- What is needed -
Copy every line that mentions the word "source".

----------------------------------------

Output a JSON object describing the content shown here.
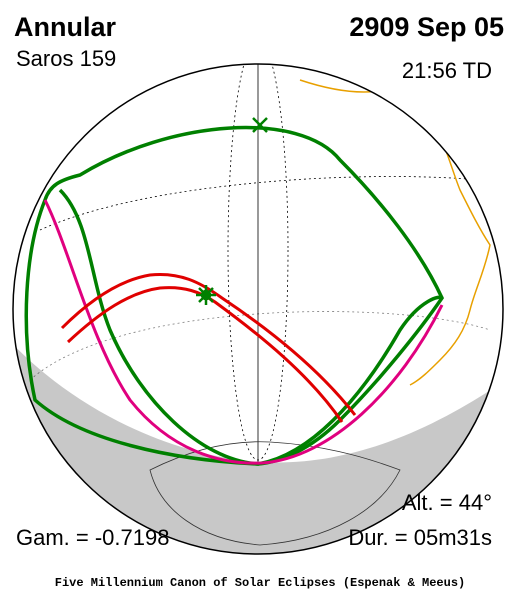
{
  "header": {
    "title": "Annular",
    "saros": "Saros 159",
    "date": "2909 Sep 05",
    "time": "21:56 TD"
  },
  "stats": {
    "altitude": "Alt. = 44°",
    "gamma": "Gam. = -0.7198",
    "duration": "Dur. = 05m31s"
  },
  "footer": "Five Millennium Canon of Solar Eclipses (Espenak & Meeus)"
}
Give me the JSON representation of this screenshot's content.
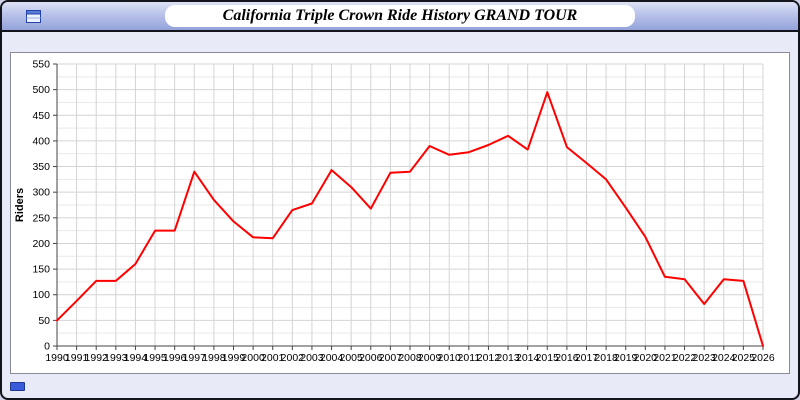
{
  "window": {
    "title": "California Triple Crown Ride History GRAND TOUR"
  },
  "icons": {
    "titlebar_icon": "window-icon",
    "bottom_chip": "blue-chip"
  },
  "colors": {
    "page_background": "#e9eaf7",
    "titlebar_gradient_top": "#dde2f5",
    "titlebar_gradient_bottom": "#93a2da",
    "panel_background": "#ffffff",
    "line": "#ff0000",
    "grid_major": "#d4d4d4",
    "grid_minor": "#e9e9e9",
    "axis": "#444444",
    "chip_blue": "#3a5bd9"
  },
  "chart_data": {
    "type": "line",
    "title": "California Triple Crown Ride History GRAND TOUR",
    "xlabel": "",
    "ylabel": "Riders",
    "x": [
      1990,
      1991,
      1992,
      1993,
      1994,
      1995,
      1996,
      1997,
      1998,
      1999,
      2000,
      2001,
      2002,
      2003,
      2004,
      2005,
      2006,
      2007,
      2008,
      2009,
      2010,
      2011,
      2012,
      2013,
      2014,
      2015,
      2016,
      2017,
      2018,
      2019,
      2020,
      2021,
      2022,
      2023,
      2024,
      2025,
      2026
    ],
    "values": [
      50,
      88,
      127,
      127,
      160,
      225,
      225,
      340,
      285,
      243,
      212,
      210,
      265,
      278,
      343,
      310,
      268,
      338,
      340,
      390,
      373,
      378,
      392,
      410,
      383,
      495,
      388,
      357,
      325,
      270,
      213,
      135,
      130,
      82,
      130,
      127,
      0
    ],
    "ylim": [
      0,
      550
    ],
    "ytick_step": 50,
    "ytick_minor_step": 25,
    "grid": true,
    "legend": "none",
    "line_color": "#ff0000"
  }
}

----------------------------------------

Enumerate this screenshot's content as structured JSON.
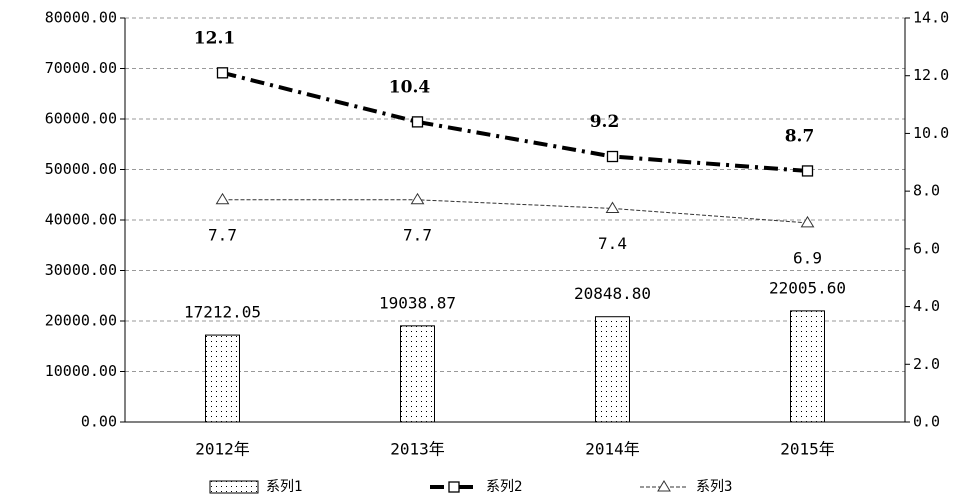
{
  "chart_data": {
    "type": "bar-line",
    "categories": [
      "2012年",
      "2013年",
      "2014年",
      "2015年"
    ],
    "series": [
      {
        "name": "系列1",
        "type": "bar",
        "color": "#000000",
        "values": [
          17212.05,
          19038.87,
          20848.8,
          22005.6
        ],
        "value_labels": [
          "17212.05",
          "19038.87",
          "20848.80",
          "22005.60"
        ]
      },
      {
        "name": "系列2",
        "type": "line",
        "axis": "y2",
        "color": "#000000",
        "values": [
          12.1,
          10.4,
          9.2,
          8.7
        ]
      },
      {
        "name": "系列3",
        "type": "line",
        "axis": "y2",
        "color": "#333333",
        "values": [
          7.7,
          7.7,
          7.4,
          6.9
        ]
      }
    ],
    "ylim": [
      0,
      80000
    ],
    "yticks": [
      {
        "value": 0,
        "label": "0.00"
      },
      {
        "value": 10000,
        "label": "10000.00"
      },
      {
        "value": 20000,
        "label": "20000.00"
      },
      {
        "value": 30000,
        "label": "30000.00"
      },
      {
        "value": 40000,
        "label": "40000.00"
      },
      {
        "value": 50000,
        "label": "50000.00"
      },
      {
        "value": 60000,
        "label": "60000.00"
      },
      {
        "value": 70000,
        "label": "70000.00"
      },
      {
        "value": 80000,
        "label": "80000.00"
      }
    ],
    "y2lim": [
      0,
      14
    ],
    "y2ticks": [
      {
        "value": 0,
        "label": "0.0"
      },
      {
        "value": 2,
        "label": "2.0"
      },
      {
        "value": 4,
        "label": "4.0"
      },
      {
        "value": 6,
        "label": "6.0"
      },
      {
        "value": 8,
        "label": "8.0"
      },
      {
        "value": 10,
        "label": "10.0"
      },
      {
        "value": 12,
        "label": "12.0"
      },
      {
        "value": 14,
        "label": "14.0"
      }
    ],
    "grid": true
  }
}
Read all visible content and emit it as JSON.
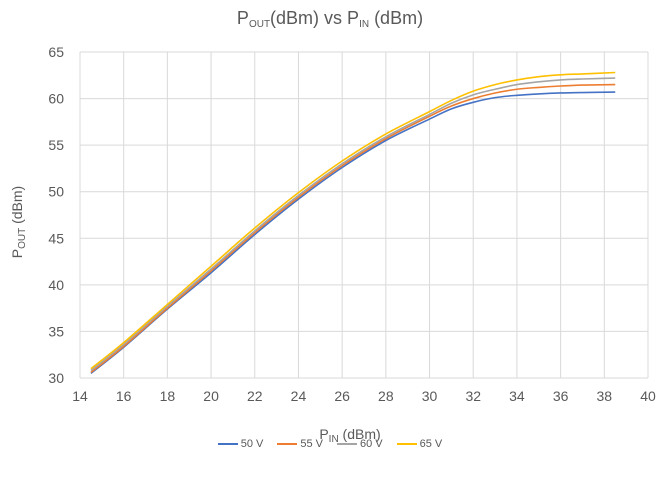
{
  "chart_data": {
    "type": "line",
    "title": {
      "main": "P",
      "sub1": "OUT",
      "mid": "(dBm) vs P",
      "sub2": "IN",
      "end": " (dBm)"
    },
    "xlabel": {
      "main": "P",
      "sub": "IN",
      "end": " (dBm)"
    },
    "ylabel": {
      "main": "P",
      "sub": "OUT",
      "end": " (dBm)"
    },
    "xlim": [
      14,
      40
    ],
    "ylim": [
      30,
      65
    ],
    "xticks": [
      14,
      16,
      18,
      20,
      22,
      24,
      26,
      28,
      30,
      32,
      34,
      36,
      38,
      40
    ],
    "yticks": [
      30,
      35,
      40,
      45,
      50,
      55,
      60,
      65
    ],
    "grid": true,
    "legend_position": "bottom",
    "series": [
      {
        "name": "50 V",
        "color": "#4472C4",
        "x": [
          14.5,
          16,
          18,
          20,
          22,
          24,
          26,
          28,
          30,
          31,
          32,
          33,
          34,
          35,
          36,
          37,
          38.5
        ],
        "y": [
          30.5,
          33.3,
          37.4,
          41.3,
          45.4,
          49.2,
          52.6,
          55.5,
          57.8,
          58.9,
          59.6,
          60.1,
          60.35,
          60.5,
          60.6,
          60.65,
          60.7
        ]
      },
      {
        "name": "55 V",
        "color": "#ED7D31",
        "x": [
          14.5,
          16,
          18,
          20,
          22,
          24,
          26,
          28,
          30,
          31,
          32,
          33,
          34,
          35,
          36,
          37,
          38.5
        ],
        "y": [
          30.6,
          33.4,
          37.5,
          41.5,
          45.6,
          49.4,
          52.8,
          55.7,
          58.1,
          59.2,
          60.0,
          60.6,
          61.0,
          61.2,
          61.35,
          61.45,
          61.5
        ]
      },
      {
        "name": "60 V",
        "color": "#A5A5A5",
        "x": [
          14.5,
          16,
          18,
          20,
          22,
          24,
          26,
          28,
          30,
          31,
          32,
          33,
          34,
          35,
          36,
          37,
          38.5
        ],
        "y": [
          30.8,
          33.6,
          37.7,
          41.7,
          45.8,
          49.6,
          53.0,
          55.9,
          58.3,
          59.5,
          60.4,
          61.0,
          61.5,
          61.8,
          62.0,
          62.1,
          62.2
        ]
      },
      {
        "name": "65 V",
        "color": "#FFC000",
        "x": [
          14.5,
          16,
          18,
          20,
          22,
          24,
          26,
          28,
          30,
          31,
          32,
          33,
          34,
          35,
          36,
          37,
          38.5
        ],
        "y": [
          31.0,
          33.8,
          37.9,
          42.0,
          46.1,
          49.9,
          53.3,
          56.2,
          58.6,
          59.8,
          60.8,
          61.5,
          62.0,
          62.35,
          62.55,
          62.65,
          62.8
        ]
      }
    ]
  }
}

----------------------------------------

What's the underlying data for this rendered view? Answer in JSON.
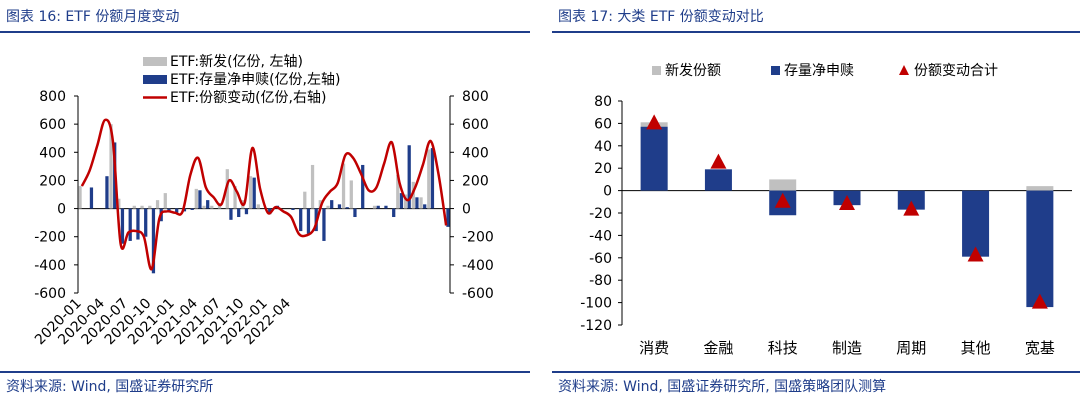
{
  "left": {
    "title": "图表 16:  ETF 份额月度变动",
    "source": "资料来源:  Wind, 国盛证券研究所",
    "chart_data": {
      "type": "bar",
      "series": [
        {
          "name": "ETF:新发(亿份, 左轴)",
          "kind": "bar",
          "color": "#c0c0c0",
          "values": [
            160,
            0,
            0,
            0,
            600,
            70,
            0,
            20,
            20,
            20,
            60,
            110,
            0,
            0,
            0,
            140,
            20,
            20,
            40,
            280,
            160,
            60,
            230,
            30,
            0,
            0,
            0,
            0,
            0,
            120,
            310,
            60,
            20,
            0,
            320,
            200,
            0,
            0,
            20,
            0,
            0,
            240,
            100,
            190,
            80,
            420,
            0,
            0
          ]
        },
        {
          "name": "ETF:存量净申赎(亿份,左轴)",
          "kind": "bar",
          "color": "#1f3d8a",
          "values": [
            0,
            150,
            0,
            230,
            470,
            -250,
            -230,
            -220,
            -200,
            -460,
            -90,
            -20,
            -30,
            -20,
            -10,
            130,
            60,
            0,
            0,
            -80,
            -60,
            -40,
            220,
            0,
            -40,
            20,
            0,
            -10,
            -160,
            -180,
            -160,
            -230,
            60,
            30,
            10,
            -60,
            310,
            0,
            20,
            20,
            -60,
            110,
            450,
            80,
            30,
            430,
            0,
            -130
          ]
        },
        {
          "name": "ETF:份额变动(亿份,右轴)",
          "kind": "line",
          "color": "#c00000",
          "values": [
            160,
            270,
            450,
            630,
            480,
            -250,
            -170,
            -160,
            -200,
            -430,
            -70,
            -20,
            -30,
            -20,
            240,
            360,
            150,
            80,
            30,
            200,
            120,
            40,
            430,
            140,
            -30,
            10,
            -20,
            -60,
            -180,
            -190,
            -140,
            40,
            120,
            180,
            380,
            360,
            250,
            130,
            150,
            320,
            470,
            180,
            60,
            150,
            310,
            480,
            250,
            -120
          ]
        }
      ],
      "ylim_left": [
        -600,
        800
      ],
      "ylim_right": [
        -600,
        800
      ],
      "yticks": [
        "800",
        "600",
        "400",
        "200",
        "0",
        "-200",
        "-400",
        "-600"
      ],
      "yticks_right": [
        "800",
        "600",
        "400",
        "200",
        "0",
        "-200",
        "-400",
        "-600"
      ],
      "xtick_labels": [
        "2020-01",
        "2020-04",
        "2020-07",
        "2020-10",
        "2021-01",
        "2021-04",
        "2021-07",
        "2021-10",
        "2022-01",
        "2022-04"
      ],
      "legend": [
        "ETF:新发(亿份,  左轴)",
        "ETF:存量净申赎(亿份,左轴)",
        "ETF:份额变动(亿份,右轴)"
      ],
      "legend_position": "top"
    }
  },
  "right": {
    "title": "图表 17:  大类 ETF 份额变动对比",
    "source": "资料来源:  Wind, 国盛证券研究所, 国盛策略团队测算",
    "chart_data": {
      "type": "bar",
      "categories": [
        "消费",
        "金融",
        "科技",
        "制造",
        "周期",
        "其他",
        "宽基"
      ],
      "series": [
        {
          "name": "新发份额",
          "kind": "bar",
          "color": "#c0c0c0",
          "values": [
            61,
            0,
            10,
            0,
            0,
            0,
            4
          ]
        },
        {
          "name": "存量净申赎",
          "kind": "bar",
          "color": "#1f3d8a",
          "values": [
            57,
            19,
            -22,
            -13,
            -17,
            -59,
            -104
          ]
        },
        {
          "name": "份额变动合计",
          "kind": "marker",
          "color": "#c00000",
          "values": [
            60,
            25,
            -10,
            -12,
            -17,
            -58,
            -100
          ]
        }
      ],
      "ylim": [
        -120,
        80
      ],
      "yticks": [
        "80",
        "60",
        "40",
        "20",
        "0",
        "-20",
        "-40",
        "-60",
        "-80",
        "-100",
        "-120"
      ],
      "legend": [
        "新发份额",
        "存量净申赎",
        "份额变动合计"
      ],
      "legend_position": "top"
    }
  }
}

----------------------------------------

- Written solution -
    "source": "资料来源:  Wind, 国盛证券研究所",
    "source": "资料来源:  Wind, 国盛证券研究所, 国盛策略团队测算",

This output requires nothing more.